[Dataset items]

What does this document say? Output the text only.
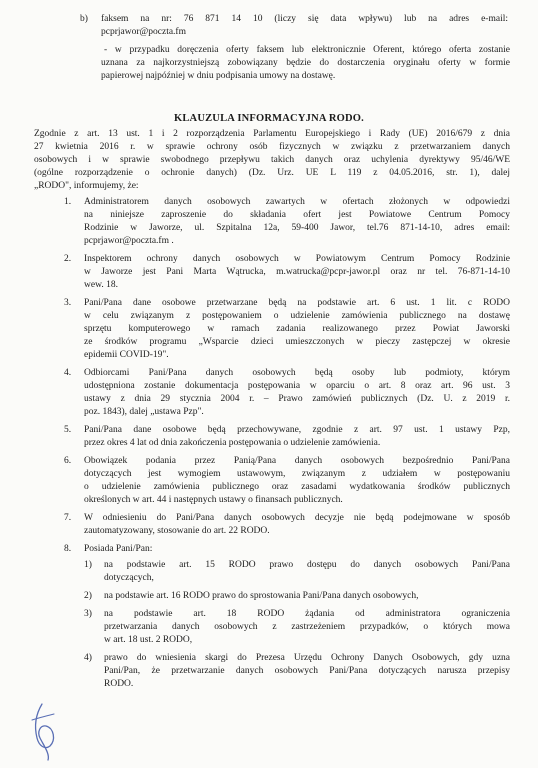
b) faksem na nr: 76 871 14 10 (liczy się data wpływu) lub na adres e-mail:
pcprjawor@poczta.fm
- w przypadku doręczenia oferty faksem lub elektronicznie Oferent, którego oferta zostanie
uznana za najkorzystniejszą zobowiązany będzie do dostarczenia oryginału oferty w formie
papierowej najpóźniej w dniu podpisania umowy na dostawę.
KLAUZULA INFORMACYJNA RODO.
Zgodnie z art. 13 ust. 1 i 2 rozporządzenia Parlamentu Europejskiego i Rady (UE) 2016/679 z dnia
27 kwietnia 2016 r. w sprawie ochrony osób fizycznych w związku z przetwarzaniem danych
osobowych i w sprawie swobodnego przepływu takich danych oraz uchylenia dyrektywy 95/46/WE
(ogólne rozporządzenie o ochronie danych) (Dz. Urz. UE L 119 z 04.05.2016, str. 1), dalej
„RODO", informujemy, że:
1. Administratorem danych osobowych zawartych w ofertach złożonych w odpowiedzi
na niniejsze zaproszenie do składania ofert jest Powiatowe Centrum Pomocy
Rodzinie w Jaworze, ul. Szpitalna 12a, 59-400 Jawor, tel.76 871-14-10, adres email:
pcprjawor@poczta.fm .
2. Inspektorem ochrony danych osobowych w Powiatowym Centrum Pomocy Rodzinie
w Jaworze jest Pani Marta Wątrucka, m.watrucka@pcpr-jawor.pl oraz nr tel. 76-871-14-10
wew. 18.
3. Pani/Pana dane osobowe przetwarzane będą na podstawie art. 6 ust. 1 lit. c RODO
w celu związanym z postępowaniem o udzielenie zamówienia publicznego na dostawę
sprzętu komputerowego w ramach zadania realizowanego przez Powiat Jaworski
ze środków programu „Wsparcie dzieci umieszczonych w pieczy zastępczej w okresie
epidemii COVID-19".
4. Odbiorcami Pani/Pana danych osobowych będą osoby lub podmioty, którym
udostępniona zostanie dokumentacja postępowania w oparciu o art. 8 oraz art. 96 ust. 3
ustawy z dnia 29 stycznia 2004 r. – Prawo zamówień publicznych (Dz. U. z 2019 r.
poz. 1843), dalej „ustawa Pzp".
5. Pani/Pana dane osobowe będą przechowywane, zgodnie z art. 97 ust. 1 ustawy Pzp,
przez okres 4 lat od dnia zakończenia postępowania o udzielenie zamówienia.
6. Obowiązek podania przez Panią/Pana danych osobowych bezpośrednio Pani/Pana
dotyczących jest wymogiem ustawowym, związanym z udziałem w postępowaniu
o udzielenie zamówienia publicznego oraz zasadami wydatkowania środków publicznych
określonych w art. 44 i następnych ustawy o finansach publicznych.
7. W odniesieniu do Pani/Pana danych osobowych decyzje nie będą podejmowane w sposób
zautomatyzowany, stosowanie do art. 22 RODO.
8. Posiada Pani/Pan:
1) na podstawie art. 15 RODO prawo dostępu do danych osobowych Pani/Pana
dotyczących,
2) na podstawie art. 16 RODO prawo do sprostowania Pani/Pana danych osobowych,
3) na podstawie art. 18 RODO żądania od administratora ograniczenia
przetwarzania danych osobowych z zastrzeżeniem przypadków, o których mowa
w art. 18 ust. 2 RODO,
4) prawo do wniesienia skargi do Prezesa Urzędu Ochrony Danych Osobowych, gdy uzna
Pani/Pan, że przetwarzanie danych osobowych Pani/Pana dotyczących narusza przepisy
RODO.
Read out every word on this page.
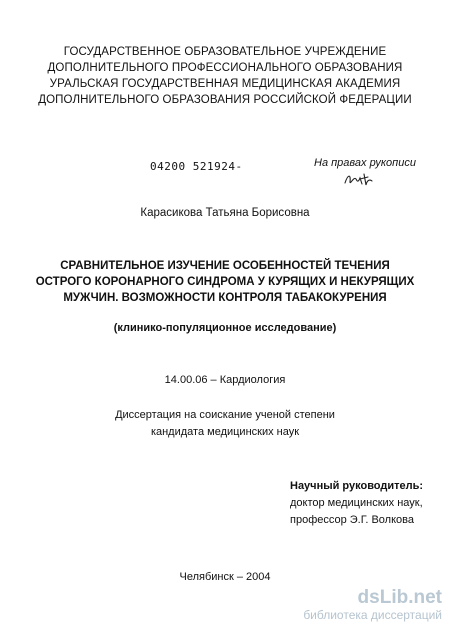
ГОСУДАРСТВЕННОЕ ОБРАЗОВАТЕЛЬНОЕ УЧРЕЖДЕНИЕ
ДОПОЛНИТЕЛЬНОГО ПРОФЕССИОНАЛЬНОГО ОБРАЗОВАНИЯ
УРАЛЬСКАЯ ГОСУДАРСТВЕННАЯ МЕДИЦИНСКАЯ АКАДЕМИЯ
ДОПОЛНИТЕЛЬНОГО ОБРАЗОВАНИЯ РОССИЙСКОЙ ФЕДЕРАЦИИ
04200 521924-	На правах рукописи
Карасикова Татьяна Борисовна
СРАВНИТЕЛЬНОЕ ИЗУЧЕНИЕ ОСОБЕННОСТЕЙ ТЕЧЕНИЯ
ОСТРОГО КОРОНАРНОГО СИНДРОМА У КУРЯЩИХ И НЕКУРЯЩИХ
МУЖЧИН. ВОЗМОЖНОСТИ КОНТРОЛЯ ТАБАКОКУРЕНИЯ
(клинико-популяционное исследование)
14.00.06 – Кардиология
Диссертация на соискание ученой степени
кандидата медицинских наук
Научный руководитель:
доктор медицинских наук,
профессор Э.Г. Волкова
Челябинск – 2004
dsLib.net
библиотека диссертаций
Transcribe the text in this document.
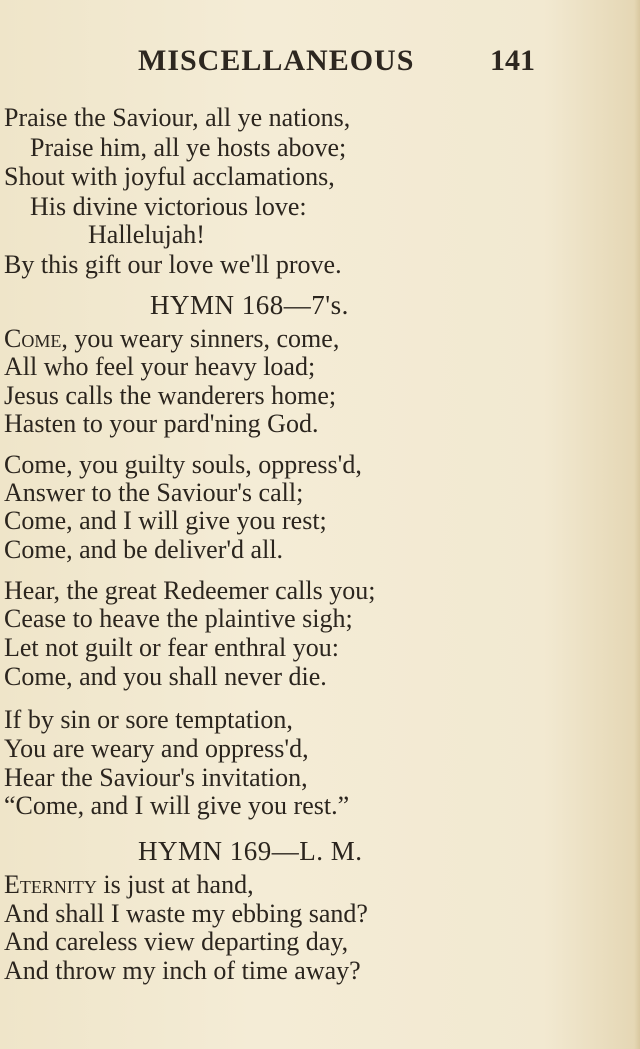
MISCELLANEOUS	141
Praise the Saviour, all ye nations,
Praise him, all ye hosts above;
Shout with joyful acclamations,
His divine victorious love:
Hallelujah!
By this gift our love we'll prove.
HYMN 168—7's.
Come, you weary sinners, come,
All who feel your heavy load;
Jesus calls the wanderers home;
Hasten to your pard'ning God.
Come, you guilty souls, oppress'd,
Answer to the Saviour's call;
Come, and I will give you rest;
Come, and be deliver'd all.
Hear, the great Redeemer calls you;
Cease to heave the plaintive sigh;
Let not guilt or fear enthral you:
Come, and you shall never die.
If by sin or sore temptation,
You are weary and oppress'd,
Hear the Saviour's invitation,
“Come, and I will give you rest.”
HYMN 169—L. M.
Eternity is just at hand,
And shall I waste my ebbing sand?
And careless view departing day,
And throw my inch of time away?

# REQUEST:
Reproduce the material in full, word for word, and omit the pictures.

# SOLUTION TO THE PROBLEM:
What does this document say? Output the text only.
b) faksem na nr: 76 871 14 10 (liczy się data wpływu) lub na adres e-mail:
pcprjawor@poczta.fm
- w przypadku doręczenia oferty faksem lub elektronicznie Oferent, którego oferta zostanie
uznana za najkorzystniejszą zobowiązany będzie do dostarczenia oryginału oferty w formie
papierowej najpóźniej w dniu podpisania umowy na dostawę.
KLAUZULA INFORMACYJNA RODO.
Zgodnie z art. 13 ust. 1 i 2 rozporządzenia Parlamentu Europejskiego i Rady (UE) 2016/679 z dnia
27 kwietnia 2016 r. w sprawie ochrony osób fizycznych w związku z przetwarzaniem danych
osobowych i w sprawie swobodnego przepływu takich danych oraz uchylenia dyrektywy 95/46/WE
(ogólne rozporządzenie o ochronie danych) (Dz. Urz. UE L 119 z 04.05.2016, str. 1), dalej
„RODO", informujemy, że:
1. Administratorem danych osobowych zawartych w ofertach złożonych w odpowiedzi
na niniejsze zaproszenie do składania ofert jest Powiatowe Centrum Pomocy
Rodzinie w Jaworze, ul. Szpitalna 12a, 59-400 Jawor, tel.76 871-14-10, adres email:
pcprjawor@poczta.fm .
2. Inspektorem ochrony danych osobowych w Powiatowym Centrum Pomocy Rodzinie
w Jaworze jest Pani Marta Wątrucka, m.watrucka@pcpr-jawor.pl oraz nr tel. 76-871-14-10
wew. 18.
3. Pani/Pana dane osobowe przetwarzane będą na podstawie art. 6 ust. 1 lit. c RODO
w celu związanym z postępowaniem o udzielenie zamówienia publicznego na dostawę
sprzętu komputerowego w ramach zadania realizowanego przez Powiat Jaworski
ze środków programu „Wsparcie dzieci umieszczonych w pieczy zastępczej w okresie
epidemii COVID-19".
4. Odbiorcami Pani/Pana danych osobowych będą osoby lub podmioty, którym
udostępniona zostanie dokumentacja postępowania w oparciu o art. 8 oraz art. 96 ust. 3
ustawy z dnia 29 stycznia 2004 r. – Prawo zamówień publicznych (Dz. U. z 2019 r.
poz. 1843), dalej „ustawa Pzp".
5. Pani/Pana dane osobowe będą przechowywane, zgodnie z art. 97 ust. 1 ustawy Pzp,
przez okres 4 lat od dnia zakończenia postępowania o udzielenie zamówienia.
6. Obowiązek podania przez Panią/Pana danych osobowych bezpośrednio Pani/Pana
dotyczących jest wymogiem ustawowym, związanym z udziałem w postępowaniu
o udzielenie zamówienia publicznego oraz zasadami wydatkowania środków publicznych
określonych w art. 44 i następnych ustawy o finansach publicznych.
7. W odniesieniu do Pani/Pana danych osobowych decyzje nie będą podejmowane w sposób
zautomatyzowany, stosowanie do art. 22 RODO.
8. Posiada Pani/Pan:
1) na podstawie art. 15 RODO prawo dostępu do danych osobowych Pani/Pana
dotyczących,
2) na podstawie art. 16 RODO prawo do sprostowania Pani/Pana danych osobowych,
3) na podstawie art. 18 RODO żądania od administratora ograniczenia
przetwarzania danych osobowych z zastrzeżeniem przypadków, o których mowa
w art. 18 ust. 2 RODO,
4) prawo do wniesienia skargi do Prezesa Urzędu Ochrony Danych Osobowych, gdy uzna
Pani/Pan, że przetwarzanie danych osobowych Pani/Pana dotyczących narusza przepisy
RODO.
Read out every word on this page.
ГОСУДАРСТВЕННОЕ ОБРАЗОВАТЕЛЬНОЕ УЧРЕЖДЕНИЕ
ДОПОЛНИТЕЛЬНОГО ПРОФЕССИОНАЛЬНОГО ОБРАЗОВАНИЯ
УРАЛЬСКАЯ ГОСУДАРСТВЕННАЯ МЕДИЦИНСКАЯ АКАДЕМИЯ
ДОПОЛНИТЕЛЬНОГО ОБРАЗОВАНИЯ РОССИЙСКОЙ ФЕДЕРАЦИИ
04200 521924-	На правах рукописи
Карасикова Татьяна Борисовна
СРАВНИТЕЛЬНОЕ ИЗУЧЕНИЕ ОСОБЕННОСТЕЙ ТЕЧЕНИЯ
ОСТРОГО КОРОНАРНОГО СИНДРОМА У КУРЯЩИХ И НЕКУРЯЩИХ
МУЖЧИН. ВОЗМОЖНОСТИ КОНТРОЛЯ ТАБАКОКУРЕНИЯ
(клинико-популяционное исследование)
14.00.06 – Кардиология
Диссертация на соискание ученой степени
кандидата медицинских наук
Научный руководитель:
доктор медицинских наук,
профессор Э.Г. Волкова
Челябинск – 2004
dsLib.net
библиотека диссертаций
Transcribe the text in this document.
MISCELLANEOUS	141
Praise the Saviour, all ye nations,
Praise him, all ye hosts above;
Shout with joyful acclamations,
His divine victorious love:
Hallelujah!
By this gift our love we'll prove.
HYMN 168—7's.
Come, you weary sinners, come,
All who feel your heavy load;
Jesus calls the wanderers home;
Hasten to your pard'ning God.
Come, you guilty souls, oppress'd,
Answer to the Saviour's call;
Come, and I will give you rest;
Come, and be deliver'd all.
Hear, the great Redeemer calls you;
Cease to heave the plaintive sigh;
Let not guilt or fear enthral you:
Come, and you shall never die.
If by sin or sore temptation,
You are weary and oppress'd,
Hear the Saviour's invitation,
“Come, and I will give you rest.”
HYMN 169—L. M.
Eternity is just at hand,
And shall I waste my ebbing sand?
And careless view departing day,
And throw my inch of time away?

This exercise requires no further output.